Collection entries
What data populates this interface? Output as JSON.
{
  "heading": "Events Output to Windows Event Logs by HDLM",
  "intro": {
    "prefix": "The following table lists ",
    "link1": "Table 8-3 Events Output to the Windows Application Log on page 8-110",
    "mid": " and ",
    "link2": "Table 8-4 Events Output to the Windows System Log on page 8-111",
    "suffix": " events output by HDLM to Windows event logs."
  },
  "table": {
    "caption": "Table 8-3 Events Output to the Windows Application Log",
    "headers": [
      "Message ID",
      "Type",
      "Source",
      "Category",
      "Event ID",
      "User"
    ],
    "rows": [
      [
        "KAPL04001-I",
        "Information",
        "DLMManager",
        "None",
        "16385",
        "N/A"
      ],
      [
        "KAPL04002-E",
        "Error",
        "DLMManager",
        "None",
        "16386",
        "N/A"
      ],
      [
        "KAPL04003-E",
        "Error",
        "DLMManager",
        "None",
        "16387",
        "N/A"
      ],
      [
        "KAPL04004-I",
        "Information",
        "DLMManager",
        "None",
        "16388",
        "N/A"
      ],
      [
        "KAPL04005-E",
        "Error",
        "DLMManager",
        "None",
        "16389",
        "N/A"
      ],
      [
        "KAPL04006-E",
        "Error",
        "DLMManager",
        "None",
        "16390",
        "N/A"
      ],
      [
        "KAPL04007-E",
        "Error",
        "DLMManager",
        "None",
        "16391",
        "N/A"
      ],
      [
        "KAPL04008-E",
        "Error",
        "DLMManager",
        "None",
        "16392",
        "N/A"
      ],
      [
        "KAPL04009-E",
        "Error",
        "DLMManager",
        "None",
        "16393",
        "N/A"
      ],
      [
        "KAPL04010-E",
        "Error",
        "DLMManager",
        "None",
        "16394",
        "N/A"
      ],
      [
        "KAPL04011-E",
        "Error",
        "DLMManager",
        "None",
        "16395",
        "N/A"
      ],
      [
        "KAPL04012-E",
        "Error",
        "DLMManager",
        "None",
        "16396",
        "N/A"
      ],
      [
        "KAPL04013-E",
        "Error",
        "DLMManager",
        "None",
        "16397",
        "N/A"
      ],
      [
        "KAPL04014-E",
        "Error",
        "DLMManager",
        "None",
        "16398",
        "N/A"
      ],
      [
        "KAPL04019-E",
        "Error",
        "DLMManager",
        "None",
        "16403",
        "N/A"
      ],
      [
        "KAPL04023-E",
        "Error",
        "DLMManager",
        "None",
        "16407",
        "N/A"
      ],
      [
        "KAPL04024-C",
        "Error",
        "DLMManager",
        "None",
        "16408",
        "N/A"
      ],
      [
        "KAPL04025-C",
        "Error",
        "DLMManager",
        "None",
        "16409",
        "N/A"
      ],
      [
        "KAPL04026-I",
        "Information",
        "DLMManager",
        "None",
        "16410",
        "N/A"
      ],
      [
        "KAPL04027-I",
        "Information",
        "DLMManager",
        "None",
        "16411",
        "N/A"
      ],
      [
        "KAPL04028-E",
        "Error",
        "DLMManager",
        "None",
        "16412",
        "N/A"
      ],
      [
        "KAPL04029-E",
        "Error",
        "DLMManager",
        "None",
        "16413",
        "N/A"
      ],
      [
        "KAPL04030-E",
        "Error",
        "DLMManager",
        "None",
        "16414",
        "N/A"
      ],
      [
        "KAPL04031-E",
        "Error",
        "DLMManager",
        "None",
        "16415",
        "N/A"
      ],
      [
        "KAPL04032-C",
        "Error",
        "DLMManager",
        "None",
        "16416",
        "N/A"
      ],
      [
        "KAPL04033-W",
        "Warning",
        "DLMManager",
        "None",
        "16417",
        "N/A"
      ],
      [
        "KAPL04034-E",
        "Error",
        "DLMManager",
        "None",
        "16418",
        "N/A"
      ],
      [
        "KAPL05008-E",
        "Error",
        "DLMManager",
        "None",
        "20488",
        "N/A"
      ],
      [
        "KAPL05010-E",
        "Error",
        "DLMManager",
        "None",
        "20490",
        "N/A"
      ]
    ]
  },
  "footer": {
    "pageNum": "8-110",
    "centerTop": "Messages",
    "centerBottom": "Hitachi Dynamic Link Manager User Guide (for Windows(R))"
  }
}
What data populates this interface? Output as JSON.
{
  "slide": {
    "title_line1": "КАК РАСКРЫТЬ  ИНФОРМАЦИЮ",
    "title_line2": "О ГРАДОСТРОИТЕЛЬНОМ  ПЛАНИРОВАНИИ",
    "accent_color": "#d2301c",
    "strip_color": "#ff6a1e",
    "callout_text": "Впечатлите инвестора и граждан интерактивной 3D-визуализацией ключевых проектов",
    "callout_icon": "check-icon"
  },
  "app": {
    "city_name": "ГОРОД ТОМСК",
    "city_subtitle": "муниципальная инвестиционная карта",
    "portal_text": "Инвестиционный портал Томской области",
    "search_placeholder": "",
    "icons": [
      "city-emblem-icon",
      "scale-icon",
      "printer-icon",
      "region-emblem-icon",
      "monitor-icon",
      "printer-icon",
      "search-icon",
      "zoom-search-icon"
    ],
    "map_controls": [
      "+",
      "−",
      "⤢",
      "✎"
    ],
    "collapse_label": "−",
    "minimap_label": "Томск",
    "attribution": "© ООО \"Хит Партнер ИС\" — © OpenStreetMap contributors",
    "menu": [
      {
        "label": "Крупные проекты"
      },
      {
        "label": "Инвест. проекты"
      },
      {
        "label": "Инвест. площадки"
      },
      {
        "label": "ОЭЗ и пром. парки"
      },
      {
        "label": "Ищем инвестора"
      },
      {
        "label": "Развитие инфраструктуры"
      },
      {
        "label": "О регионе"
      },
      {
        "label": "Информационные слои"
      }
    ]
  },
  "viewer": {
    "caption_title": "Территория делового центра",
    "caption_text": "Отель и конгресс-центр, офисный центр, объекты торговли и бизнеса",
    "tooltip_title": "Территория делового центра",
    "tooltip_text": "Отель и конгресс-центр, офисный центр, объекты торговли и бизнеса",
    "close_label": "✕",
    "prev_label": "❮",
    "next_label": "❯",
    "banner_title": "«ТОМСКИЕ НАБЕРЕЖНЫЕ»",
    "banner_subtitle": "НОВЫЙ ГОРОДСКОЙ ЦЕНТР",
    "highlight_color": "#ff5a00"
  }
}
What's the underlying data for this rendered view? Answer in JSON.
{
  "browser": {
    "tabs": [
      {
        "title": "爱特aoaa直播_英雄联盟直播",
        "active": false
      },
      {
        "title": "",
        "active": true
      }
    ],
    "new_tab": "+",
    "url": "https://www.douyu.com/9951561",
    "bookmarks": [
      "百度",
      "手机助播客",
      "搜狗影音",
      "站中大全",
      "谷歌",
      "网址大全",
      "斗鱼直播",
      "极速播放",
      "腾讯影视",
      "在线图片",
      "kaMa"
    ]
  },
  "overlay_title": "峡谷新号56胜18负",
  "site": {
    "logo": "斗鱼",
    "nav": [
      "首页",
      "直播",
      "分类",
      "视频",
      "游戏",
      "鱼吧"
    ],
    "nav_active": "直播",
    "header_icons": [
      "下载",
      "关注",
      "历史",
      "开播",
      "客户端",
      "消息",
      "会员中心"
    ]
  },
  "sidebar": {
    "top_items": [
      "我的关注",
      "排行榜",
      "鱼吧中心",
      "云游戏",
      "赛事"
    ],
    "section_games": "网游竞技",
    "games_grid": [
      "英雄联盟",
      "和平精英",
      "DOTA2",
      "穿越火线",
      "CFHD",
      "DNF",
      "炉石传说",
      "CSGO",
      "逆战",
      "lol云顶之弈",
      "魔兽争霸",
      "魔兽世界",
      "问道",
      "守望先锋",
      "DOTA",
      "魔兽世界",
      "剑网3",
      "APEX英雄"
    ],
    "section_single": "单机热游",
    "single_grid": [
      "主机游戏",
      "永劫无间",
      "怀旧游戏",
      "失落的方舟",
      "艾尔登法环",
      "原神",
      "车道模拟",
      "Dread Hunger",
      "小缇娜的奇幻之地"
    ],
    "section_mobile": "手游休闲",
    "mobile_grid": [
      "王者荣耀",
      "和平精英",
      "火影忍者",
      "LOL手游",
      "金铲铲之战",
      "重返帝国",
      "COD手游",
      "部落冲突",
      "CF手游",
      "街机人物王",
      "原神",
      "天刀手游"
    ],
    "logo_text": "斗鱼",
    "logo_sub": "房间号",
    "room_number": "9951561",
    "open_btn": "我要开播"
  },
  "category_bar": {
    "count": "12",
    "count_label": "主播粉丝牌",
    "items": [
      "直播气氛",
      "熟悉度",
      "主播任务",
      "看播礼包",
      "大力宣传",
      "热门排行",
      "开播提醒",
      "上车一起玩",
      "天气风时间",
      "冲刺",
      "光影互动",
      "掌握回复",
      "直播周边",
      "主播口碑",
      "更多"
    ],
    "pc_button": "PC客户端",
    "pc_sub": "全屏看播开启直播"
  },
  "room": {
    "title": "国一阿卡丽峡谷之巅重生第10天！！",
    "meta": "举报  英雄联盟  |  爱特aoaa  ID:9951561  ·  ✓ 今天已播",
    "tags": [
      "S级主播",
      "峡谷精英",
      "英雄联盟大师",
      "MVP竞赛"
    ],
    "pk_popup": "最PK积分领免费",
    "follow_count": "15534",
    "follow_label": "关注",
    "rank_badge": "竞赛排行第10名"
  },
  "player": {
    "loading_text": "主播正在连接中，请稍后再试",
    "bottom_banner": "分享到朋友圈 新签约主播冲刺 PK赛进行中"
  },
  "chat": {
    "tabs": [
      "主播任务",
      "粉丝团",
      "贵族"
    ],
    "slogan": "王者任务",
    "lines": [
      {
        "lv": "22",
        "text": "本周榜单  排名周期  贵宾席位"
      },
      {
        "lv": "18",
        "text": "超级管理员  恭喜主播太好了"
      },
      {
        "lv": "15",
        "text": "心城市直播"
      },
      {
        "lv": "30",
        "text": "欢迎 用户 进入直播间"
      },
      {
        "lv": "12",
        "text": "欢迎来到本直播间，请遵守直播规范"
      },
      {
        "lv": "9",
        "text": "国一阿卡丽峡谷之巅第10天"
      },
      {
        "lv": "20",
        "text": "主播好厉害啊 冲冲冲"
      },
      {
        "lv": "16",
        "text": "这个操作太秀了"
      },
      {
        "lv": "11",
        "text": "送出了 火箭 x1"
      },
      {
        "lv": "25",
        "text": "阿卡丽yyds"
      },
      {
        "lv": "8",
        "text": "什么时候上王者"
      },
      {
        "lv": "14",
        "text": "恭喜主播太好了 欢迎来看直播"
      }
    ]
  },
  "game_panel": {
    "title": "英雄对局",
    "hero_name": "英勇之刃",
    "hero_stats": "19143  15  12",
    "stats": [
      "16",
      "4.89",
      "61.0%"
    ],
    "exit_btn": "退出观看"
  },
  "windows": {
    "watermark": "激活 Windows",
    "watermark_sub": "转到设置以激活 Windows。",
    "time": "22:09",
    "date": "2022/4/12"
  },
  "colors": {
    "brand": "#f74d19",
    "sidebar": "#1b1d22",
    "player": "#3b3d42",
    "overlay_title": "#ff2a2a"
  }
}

● **TO BE DONE**:
State the number of lines in the data that include the string "проекты", and add nothing else.

● **WORKED ANSWER**:
2